■ WHAT TO DO:
Beneath this sentence is a set of records; write each of them out exactly.

— BEGIN —

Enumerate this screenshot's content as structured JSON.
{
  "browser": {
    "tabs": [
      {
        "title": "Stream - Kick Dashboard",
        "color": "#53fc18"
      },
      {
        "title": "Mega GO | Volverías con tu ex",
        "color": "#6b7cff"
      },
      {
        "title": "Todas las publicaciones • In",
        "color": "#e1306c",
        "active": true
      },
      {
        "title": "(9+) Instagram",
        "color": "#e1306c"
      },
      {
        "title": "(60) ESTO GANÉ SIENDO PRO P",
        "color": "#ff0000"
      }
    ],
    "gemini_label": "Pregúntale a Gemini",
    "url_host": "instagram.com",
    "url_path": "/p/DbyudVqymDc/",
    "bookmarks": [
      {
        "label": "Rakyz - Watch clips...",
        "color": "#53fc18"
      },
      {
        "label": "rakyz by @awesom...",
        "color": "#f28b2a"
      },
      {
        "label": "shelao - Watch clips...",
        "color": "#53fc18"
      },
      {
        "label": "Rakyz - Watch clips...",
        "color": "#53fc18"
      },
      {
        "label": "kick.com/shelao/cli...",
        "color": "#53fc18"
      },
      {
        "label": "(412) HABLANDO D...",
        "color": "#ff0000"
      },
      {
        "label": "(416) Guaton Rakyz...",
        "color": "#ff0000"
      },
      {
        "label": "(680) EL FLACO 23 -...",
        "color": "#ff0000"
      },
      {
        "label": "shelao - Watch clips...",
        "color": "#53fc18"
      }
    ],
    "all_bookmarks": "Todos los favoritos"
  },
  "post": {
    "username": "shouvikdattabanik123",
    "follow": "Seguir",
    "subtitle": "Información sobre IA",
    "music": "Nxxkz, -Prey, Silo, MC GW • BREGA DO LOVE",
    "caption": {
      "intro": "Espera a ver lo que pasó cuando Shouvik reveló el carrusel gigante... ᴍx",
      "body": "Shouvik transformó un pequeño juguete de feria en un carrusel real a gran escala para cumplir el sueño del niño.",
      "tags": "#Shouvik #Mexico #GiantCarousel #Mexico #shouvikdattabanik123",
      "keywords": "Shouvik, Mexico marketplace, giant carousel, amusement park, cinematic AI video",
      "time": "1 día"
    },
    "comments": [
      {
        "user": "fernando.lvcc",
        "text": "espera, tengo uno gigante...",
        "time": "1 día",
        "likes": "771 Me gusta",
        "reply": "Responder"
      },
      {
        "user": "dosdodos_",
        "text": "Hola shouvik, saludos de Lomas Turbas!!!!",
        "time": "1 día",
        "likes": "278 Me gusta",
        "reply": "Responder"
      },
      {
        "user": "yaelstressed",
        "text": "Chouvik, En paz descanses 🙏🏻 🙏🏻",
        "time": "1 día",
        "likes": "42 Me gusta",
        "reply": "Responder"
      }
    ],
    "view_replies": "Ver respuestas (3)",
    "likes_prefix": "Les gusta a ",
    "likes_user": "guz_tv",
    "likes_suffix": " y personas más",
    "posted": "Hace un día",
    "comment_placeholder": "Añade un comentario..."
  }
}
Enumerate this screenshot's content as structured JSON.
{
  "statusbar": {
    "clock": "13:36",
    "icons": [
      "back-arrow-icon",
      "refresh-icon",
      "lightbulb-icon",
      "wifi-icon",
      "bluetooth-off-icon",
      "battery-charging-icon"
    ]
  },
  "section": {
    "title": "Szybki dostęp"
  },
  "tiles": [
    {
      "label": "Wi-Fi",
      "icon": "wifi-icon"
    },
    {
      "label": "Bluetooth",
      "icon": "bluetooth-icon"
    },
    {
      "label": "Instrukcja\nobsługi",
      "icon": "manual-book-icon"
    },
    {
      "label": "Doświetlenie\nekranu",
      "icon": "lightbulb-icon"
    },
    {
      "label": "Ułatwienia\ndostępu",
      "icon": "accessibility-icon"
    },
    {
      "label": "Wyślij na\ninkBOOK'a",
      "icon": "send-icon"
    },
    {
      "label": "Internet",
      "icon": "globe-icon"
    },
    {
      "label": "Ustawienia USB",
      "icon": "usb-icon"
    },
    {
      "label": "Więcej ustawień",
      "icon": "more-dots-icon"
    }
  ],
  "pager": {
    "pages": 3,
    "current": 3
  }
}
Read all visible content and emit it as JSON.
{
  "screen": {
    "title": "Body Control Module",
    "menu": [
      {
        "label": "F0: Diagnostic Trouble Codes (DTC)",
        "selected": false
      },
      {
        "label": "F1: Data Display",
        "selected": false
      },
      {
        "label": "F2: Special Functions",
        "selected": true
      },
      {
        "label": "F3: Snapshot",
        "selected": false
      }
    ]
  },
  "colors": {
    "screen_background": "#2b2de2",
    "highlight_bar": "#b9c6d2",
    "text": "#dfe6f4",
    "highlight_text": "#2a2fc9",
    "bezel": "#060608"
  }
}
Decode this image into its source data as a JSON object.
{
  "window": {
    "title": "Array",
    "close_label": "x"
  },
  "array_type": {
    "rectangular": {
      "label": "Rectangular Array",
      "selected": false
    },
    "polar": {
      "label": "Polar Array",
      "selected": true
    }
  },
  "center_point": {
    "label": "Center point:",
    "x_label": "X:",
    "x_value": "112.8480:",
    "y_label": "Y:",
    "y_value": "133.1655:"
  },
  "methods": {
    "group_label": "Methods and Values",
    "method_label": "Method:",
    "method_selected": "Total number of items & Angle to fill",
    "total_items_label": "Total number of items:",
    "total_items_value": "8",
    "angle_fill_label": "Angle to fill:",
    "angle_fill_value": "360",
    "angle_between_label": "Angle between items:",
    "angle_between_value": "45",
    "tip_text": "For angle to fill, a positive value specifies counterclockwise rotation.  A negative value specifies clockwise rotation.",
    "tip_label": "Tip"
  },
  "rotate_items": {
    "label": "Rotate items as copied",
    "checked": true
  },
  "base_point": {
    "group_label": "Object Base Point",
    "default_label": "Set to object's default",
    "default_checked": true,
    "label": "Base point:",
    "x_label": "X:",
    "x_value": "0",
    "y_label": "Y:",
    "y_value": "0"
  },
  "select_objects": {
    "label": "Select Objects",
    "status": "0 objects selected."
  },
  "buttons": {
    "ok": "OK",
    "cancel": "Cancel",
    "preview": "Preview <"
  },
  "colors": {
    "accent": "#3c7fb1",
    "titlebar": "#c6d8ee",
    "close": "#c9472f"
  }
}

— END —

■ TASK ANSWER:
Enumerate this screenshot's content as structured JSON.
{
  "browser": {
    "tabs": [
      {
        "title": "Stream - Kick Dashboard",
        "color": "#53fc18"
      },
      {
        "title": "Mega GO | Volverías con tu ex",
        "color": "#6b7cff"
      },
      {
        "title": "Todas las publicaciones • In",
        "color": "#e1306c",
        "active": true
      },
      {
        "title": "(9+) Instagram",
        "color": "#e1306c"
      },
      {
        "title": "(60) ESTO GANÉ SIENDO PRO P",
        "color": "#ff0000"
      }
    ],
    "gemini_label": "Pregúntale a Gemini",
    "url_host": "instagram.com",
    "url_path": "/p/DbyudVqymDc/",
    "bookmarks": [
      {
        "label": "Rakyz - Watch clips...",
        "color": "#53fc18"
      },
      {
        "label": "rakyz by @awesom...",
        "color": "#f28b2a"
      },
      {
        "label": "shelao - Watch clips...",
        "color": "#53fc18"
      },
      {
        "label": "Rakyz - Watch clips...",
        "color": "#53fc18"
      },
      {
        "label": "kick.com/shelao/cli...",
        "color": "#53fc18"
      },
      {
        "label": "(412) HABLANDO D...",
        "color": "#ff0000"
      },
      {
        "label": "(416) Guaton Rakyz...",
        "color": "#ff0000"
      },
      {
        "label": "(680) EL FLACO 23 -...",
        "color": "#ff0000"
      },
      {
        "label": "shelao - Watch clips...",
        "color": "#53fc18"
      }
    ],
    "all_bookmarks": "Todos los favoritos"
  },
  "post": {
    "username": "shouvikdattabanik123",
    "follow": "Seguir",
    "subtitle": "Información sobre IA",
    "music": "Nxxkz, -Prey, Silo, MC GW • BREGA DO LOVE",
    "caption": {
      "intro": "Espera a ver lo que pasó cuando Shouvik reveló el carrusel gigante... ᴍx",
      "body": "Shouvik transformó un pequeño juguete de feria en un carrusel real a gran escala para cumplir el sueño del niño.",
      "tags": "#Shouvik #Mexico #GiantCarousel #Mexico #shouvikdattabanik123",
      "keywords": "Shouvik, Mexico marketplace, giant carousel, amusement park, cinematic AI video",
      "time": "1 día"
    },
    "comments": [
      {
        "user": "fernando.lvcc",
        "text": "espera, tengo uno gigante...",
        "time": "1 día",
        "likes": "771 Me gusta",
        "reply": "Responder"
      },
      {
        "user": "dosdodos_",
        "text": "Hola shouvik, saludos de Lomas Turbas!!!!",
        "time": "1 día",
        "likes": "278 Me gusta",
        "reply": "Responder"
      },
      {
        "user": "yaelstressed",
        "text": "Chouvik, En paz descanses 🙏🏻 🙏🏻",
        "time": "1 día",
        "likes": "42 Me gusta",
        "reply": "Responder"
      }
    ],
    "view_replies": "Ver respuestas (3)",
    "likes_prefix": "Les gusta a ",
    "likes_user": "guz_tv",
    "likes_suffix": " y personas más",
    "posted": "Hace un día",
    "comment_placeholder": "Añade un comentario..."
  }
}
Enumerate this screenshot's content as structured JSON.
{
  "statusbar": {
    "clock": "13:36",
    "icons": [
      "back-arrow-icon",
      "refresh-icon",
      "lightbulb-icon",
      "wifi-icon",
      "bluetooth-off-icon",
      "battery-charging-icon"
    ]
  },
  "section": {
    "title": "Szybki dostęp"
  },
  "tiles": [
    {
      "label": "Wi-Fi",
      "icon": "wifi-icon"
    },
    {
      "label": "Bluetooth",
      "icon": "bluetooth-icon"
    },
    {
      "label": "Instrukcja\nobsługi",
      "icon": "manual-book-icon"
    },
    {
      "label": "Doświetlenie\nekranu",
      "icon": "lightbulb-icon"
    },
    {
      "label": "Ułatwienia\ndostępu",
      "icon": "accessibility-icon"
    },
    {
      "label": "Wyślij na\ninkBOOK'a",
      "icon": "send-icon"
    },
    {
      "label": "Internet",
      "icon": "globe-icon"
    },
    {
      "label": "Ustawienia USB",
      "icon": "usb-icon"
    },
    {
      "label": "Więcej ustawień",
      "icon": "more-dots-icon"
    }
  ],
  "pager": {
    "pages": 3,
    "current": 3
  }
}
Read all visible content and emit it as JSON.
{
  "screen": {
    "title": "Body Control Module",
    "menu": [
      {
        "label": "F0: Diagnostic Trouble Codes (DTC)",
        "selected": false
      },
      {
        "label": "F1: Data Display",
        "selected": false
      },
      {
        "label": "F2: Special Functions",
        "selected": true
      },
      {
        "label": "F3: Snapshot",
        "selected": false
      }
    ]
  },
  "colors": {
    "screen_background": "#2b2de2",
    "highlight_bar": "#b9c6d2",
    "text": "#dfe6f4",
    "highlight_text": "#2a2fc9",
    "bezel": "#060608"
  }
}
Decode this image into its source data as a JSON object.
{
  "window": {
    "title": "Array",
    "close_label": "x"
  },
  "array_type": {
    "rectangular": {
      "label": "Rectangular Array",
      "selected": false
    },
    "polar": {
      "label": "Polar Array",
      "selected": true
    }
  },
  "center_point": {
    "label": "Center point:",
    "x_label": "X:",
    "x_value": "112.8480:",
    "y_label": "Y:",
    "y_value": "133.1655:"
  },
  "methods": {
    "group_label": "Methods and Values",
    "method_label": "Method:",
    "method_selected": "Total number of items & Angle to fill",
    "total_items_label": "Total number of items:",
    "total_items_value": "8",
    "angle_fill_label": "Angle to fill:",
    "angle_fill_value": "360",
    "angle_between_label": "Angle between items:",
    "angle_between_value": "45",
    "tip_text": "For angle to fill, a positive value specifies counterclockwise rotation.  A negative value specifies clockwise rotation.",
    "tip_label": "Tip"
  },
  "rotate_items": {
    "label": "Rotate items as copied",
    "checked": true
  },
  "base_point": {
    "group_label": "Object Base Point",
    "default_label": "Set to object's default",
    "default_checked": true,
    "label": "Base point:",
    "x_label": "X:",
    "x_value": "0",
    "y_label": "Y:",
    "y_value": "0"
  },
  "select_objects": {
    "label": "Select Objects",
    "status": "0 objects selected."
  },
  "buttons": {
    "ok": "OK",
    "cancel": "Cancel",
    "preview": "Preview <"
  },
  "colors": {
    "accent": "#3c7fb1",
    "titlebar": "#c6d8ee",
    "close": "#c9472f"
  }
}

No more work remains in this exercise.